◆ **GIVEN REQUEST A**
Output everything in the rows from the line containing "I need the location" down to the line containing "candle-body <box>469 217 473 219</box>", both included, with each line unchanged. Leave the pictures out.

◆ **SELECTED EXCERPT**
· · ·

Gigabyte P37X v6
Gaming laptops with 4K displays were, for a long time, beautiful yet frustrating machines. High-resolution video, websites and icons may have looked razor-sharp on the desktop, but try to fire up a triple-A title and you’d be met with frame rates sludgier than a snail caught in a trail of treacle.
Thankfully, gaming laptops like the Gigabyte P37X are here to solve that. Powered by Nvidia’s new GTX 10-Series of graphics cards, they’re capable of desktop-like performance and make it possible to game at higher resolutions without games running like slideshows.
Right on cue, the sixth iteration of Gigabyte’s P37X has turned up packing beefy GTX 1070 graphics and rocking a pin-sharp 4K display. It follows on from its predecessor, the P37X v5, which we reviewed almost exactly one year ago.
The generational leap in graphics is reflected in this new model’s price tag. As configured, our review unit will set you back £1,949 ($2,499, about AU$3,442), which positions it out of reach of casual gamers.

· · ·

◆ **GIVEN REQUEST B**
Return the whole Gigabyte P37X v6 review above, unchanged.

◆ **INFORMATION GIVEN**
· · ·

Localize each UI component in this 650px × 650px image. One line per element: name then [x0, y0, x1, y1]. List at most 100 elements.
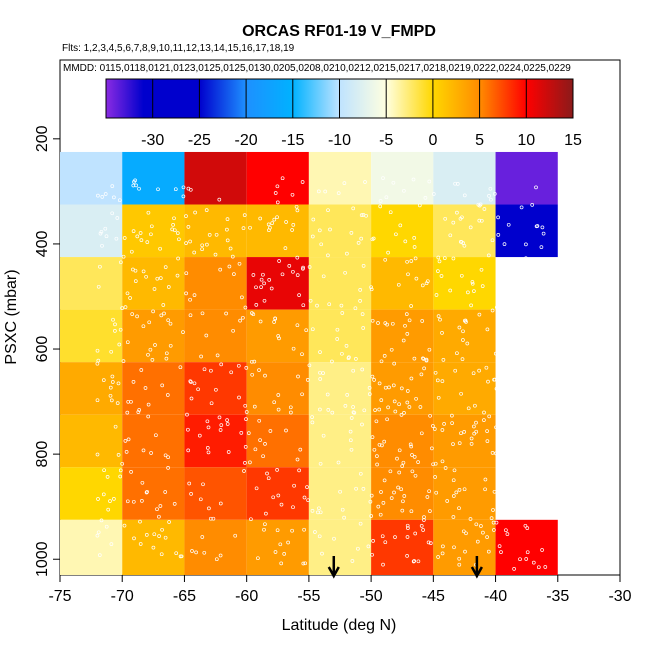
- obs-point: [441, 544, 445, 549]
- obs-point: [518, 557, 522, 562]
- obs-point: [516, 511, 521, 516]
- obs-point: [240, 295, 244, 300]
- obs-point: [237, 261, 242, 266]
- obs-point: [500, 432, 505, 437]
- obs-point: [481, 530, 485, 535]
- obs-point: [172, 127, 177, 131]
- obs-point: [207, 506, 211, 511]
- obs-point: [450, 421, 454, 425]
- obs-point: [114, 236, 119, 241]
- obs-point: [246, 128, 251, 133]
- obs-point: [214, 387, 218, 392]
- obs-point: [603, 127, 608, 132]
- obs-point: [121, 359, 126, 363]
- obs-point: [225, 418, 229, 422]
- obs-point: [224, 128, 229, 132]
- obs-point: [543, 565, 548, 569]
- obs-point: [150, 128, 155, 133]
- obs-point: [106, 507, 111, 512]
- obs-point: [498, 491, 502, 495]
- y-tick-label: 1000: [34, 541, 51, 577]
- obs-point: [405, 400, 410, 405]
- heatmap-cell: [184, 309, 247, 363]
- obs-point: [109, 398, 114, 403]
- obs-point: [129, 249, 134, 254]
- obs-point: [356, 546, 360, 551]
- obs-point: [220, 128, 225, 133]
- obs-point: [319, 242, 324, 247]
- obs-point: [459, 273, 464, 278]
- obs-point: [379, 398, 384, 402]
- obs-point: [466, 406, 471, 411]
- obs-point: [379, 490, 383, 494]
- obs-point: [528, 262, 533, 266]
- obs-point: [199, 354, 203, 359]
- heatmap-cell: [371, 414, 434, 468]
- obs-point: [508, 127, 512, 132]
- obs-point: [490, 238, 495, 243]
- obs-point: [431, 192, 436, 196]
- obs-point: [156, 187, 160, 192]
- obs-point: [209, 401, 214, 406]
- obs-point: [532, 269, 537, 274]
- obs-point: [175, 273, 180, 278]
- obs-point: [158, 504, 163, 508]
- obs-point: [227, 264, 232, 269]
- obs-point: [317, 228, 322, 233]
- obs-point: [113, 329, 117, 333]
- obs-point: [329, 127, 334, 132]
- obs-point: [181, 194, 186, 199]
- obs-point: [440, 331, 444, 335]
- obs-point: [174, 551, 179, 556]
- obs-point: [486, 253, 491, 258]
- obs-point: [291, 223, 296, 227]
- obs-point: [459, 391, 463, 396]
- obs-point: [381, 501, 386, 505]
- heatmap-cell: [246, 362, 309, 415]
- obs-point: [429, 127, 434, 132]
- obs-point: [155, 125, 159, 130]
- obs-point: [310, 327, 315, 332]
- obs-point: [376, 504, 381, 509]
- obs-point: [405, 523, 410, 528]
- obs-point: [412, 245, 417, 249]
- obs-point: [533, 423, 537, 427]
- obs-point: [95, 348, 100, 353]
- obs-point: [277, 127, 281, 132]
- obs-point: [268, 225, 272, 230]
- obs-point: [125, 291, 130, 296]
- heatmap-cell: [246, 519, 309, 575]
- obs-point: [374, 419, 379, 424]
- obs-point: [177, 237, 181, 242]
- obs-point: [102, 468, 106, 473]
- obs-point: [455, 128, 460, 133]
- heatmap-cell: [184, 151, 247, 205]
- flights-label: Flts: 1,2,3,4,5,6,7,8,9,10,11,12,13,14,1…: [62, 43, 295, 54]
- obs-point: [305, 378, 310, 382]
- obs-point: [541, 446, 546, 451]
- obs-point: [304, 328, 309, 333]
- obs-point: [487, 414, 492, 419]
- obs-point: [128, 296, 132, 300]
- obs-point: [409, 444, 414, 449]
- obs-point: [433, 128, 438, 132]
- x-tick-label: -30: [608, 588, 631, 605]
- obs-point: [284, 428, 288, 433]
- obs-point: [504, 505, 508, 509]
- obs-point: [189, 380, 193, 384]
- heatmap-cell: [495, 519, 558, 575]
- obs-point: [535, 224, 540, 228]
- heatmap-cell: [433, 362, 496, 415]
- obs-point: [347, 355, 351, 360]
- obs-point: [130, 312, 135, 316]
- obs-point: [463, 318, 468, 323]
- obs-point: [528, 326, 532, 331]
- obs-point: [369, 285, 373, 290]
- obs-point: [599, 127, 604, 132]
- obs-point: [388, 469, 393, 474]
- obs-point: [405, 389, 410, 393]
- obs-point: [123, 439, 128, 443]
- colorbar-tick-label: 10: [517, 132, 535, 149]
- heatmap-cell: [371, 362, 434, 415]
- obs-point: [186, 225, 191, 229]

· · ·

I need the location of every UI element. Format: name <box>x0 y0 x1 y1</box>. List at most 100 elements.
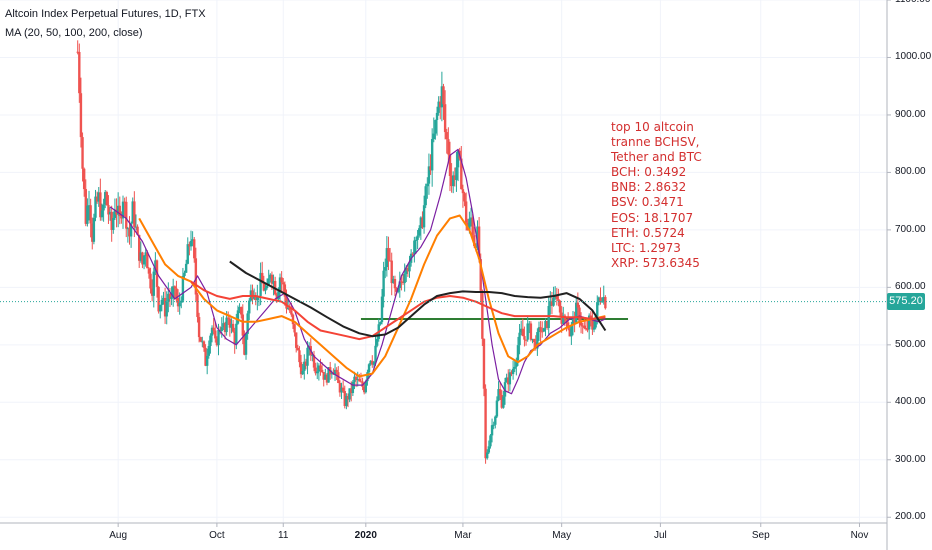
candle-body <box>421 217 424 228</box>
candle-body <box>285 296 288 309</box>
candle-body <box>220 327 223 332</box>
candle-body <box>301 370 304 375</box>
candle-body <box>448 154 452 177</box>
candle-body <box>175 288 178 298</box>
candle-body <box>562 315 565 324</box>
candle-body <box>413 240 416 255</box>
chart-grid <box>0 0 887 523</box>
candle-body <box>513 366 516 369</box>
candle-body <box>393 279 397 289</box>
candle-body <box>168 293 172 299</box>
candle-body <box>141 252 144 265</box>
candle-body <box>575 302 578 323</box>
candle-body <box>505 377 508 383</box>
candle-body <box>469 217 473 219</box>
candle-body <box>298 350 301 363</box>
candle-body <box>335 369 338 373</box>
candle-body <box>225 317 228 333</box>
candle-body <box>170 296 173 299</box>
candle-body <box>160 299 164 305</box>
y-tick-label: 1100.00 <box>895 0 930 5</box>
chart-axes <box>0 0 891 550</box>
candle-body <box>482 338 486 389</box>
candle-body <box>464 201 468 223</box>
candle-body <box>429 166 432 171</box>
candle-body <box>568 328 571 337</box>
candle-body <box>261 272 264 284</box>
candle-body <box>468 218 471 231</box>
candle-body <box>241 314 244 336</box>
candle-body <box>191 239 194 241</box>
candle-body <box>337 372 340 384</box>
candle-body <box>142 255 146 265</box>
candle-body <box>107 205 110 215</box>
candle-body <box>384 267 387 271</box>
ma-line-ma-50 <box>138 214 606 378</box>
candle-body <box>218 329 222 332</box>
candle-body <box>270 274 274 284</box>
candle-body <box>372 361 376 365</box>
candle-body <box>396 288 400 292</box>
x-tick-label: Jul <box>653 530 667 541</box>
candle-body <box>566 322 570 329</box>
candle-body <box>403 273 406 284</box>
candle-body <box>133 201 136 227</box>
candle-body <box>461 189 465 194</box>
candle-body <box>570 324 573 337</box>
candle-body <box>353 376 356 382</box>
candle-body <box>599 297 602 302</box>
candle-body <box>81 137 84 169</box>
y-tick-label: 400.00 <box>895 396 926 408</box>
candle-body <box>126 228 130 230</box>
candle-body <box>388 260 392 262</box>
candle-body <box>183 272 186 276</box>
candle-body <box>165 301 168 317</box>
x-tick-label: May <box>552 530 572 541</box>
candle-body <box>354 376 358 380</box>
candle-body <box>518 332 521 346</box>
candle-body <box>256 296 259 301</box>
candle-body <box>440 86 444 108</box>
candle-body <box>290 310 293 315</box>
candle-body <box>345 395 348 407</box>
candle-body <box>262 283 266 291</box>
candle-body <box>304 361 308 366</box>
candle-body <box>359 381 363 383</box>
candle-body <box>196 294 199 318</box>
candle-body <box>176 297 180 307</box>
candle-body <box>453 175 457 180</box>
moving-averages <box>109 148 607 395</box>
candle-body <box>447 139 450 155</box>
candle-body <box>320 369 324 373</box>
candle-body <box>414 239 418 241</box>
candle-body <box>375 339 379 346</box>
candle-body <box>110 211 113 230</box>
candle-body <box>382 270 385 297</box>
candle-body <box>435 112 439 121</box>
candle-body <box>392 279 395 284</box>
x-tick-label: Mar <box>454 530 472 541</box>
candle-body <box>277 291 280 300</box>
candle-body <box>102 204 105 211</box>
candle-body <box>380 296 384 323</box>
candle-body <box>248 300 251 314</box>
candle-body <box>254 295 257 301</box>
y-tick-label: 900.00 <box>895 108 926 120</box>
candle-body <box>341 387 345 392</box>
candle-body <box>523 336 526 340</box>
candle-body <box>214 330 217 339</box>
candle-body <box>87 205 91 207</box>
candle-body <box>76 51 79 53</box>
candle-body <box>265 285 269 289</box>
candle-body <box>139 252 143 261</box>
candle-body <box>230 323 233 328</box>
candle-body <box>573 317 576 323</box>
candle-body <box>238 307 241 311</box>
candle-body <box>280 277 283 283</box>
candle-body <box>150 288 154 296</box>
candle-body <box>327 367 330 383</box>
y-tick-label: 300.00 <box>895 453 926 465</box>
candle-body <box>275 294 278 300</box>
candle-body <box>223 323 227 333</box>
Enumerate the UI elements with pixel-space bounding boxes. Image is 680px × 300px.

· · ·

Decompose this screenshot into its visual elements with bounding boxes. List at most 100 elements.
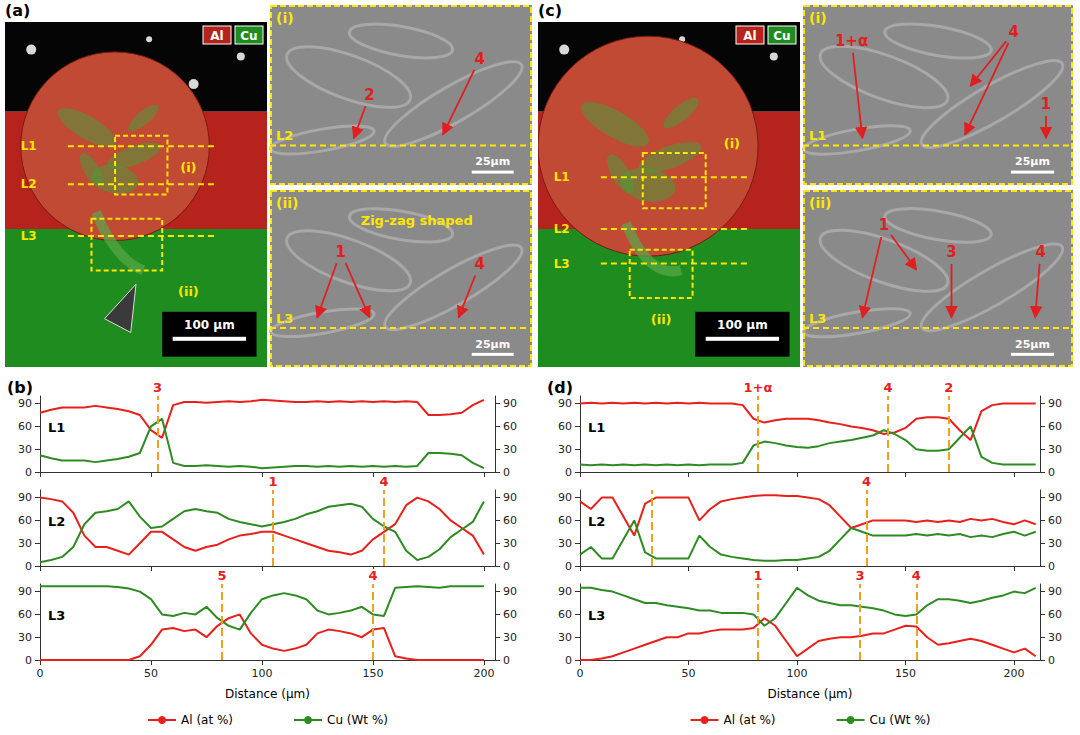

· · ·

◆ **TASK RESULT A**
I need the location of every UI element. Format: name <box>x0 y0 x1 y1</box>. List at most 100 elements.
candle-body <box>421 217 424 228</box>
candle-body <box>285 296 288 309</box>
candle-body <box>220 327 223 332</box>
candle-body <box>301 370 304 375</box>
candle-body <box>448 154 452 177</box>
candle-body <box>175 288 178 298</box>
candle-body <box>562 315 565 324</box>
candle-body <box>413 240 416 255</box>
chart-grid <box>0 0 887 523</box>
candle-body <box>513 366 516 369</box>
candle-body <box>393 279 397 289</box>
candle-body <box>168 293 172 299</box>
candle-body <box>141 252 144 265</box>
candle-body <box>575 302 578 323</box>
candle-body <box>505 377 508 383</box>
candle-body <box>469 217 473 219</box>

◆ **TASK RESULT B**
Gigabyte P37X v6
Gaming laptops with 4K displays were, for a long time, beautiful yet frustrating machines. High-resolution video, websites and icons may have looked razor-sharp on the desktop, but try to fire up a triple-A title and you’d be met with frame rates sludgier than a snail caught in a trail of treacle.
Thankfully, gaming laptops like the Gigabyte P37X are here to solve that. Powered by Nvidia’s new GTX 10-Series of graphics cards, they’re capable of desktop-like performance and make it possible to game at higher resolutions without games running like slideshows.
Right on cue, the sixth iteration of Gigabyte’s P37X has turned up packing beefy GTX 1070 graphics and rocking a pin-sharp 4K display. It follows on from its predecessor, the P37X v5, which we reviewed almost exactly one year ago.
The generational leap in graphics is reflected in this new model’s price tag. As configured, our review unit will set you back £1,949 ($2,499, about AU$3,442), which positions it out of reach of casual gamers.